Short task
Take the data that follows and retype it word for word.

Saved entries
=====
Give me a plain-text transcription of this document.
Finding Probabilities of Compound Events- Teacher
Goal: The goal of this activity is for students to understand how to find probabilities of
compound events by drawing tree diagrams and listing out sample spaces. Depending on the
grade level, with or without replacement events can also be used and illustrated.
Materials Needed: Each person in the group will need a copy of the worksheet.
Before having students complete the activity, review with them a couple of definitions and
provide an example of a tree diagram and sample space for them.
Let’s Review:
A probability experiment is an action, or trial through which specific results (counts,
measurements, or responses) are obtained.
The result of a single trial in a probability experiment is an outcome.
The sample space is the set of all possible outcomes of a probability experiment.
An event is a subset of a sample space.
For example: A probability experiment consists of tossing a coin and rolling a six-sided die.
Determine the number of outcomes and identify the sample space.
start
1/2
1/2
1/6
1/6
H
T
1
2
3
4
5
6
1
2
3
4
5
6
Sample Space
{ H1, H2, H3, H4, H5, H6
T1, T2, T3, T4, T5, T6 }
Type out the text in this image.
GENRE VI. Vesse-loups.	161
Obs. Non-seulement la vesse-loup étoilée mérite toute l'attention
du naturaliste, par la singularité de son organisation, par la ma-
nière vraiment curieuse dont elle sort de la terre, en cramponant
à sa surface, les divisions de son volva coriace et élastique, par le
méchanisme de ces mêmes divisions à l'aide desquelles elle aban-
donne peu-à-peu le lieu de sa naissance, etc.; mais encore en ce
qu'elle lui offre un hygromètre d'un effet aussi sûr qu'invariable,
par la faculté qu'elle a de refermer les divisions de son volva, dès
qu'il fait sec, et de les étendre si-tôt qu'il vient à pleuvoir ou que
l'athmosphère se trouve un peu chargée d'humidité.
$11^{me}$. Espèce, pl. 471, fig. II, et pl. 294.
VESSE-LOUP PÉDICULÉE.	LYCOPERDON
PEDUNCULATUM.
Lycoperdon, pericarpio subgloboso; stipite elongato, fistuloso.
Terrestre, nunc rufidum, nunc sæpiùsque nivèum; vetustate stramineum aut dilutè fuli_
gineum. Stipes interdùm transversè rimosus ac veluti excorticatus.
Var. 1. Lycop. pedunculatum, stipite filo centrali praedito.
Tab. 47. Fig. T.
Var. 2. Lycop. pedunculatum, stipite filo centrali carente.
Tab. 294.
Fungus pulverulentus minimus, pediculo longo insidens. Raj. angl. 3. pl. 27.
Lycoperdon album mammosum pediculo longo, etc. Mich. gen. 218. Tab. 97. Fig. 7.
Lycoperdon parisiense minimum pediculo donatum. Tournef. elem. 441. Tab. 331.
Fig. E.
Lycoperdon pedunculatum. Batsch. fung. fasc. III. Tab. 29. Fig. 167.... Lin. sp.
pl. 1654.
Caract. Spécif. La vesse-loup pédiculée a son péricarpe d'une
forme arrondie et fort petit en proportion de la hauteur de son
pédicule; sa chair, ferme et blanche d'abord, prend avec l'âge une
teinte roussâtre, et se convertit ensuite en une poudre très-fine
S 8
=====
Completed task
Give me a plain-text transcription of this document.
Finding Probabilities of Compound Events- Teacher
Goal: The goal of this activity is for students to understand how to find probabilities of
compound events by drawing tree diagrams and listing out sample spaces. Depending on the
grade level, with or without replacement events can also be used and illustrated.
Materials Needed: Each person in the group will need a copy of the worksheet.
Before having students complete the activity, review with them a couple of definitions and
provide an example of a tree diagram and sample space for them.
Let’s Review:
A probability experiment is an action, or trial through which specific results (counts,
measurements, or responses) are obtained.
The result of a single trial in a probability experiment is an outcome.
The sample space is the set of all possible outcomes of a probability experiment.
An event is a subset of a sample space.
For example: A probability experiment consists of tossing a coin and rolling a six-sided die.
Determine the number of outcomes and identify the sample space.
start
1/2
1/2
1/6
1/6
H
T
1
2
3
4
5
6
1
2
3
4
5
6
Sample Space
{ H1, H2, H3, H4, H5, H6
T1, T2, T3, T4, T5, T6 }
Type out the text in this image.
GENRE VI. Vesse-loups.	161
Obs. Non-seulement la vesse-loup étoilée mérite toute l'attention
du naturaliste, par la singularité de son organisation, par la ma-
nière vraiment curieuse dont elle sort de la terre, en cramponant
à sa surface, les divisions de son volva coriace et élastique, par le
méchanisme de ces mêmes divisions à l'aide desquelles elle aban-
donne peu-à-peu le lieu de sa naissance, etc.; mais encore en ce
qu'elle lui offre un hygromètre d'un effet aussi sûr qu'invariable,
par la faculté qu'elle a de refermer les divisions de son volva, dès
qu'il fait sec, et de les étendre si-tôt qu'il vient à pleuvoir ou que
l'athmosphère se trouve un peu chargée d'humidité.
$11^{me}$. Espèce, pl. 471, fig. II, et pl. 294.
VESSE-LOUP PÉDICULÉE.	LYCOPERDON
PEDUNCULATUM.
Lycoperdon, pericarpio subgloboso; stipite elongato, fistuloso.
Terrestre, nunc rufidum, nunc sæpiùsque nivèum; vetustate stramineum aut dilutè fuli_
gineum. Stipes interdùm transversè rimosus ac veluti excorticatus.
Var. 1. Lycop. pedunculatum, stipite filo centrali praedito.
Tab. 47. Fig. T.
Var. 2. Lycop. pedunculatum, stipite filo centrali carente.
Tab. 294.
Fungus pulverulentus minimus, pediculo longo insidens. Raj. angl. 3. pl. 27.
Lycoperdon album mammosum pediculo longo, etc. Mich. gen. 218. Tab. 97. Fig. 7.
Lycoperdon parisiense minimum pediculo donatum. Tournef. elem. 441. Tab. 331.
Fig. E.
Lycoperdon pedunculatum. Batsch. fung. fasc. III. Tab. 29. Fig. 167.... Lin. sp.
pl. 1654.
Caract. Spécif. La vesse-loup pédiculée a son péricarpe d'une
forme arrondie et fort petit en proportion de la hauteur de son
pédicule; sa chair, ferme et blanche d'abord, prend avec l'âge une
teinte roussâtre, et se convertit ensuite en une poudre très-fine
S 8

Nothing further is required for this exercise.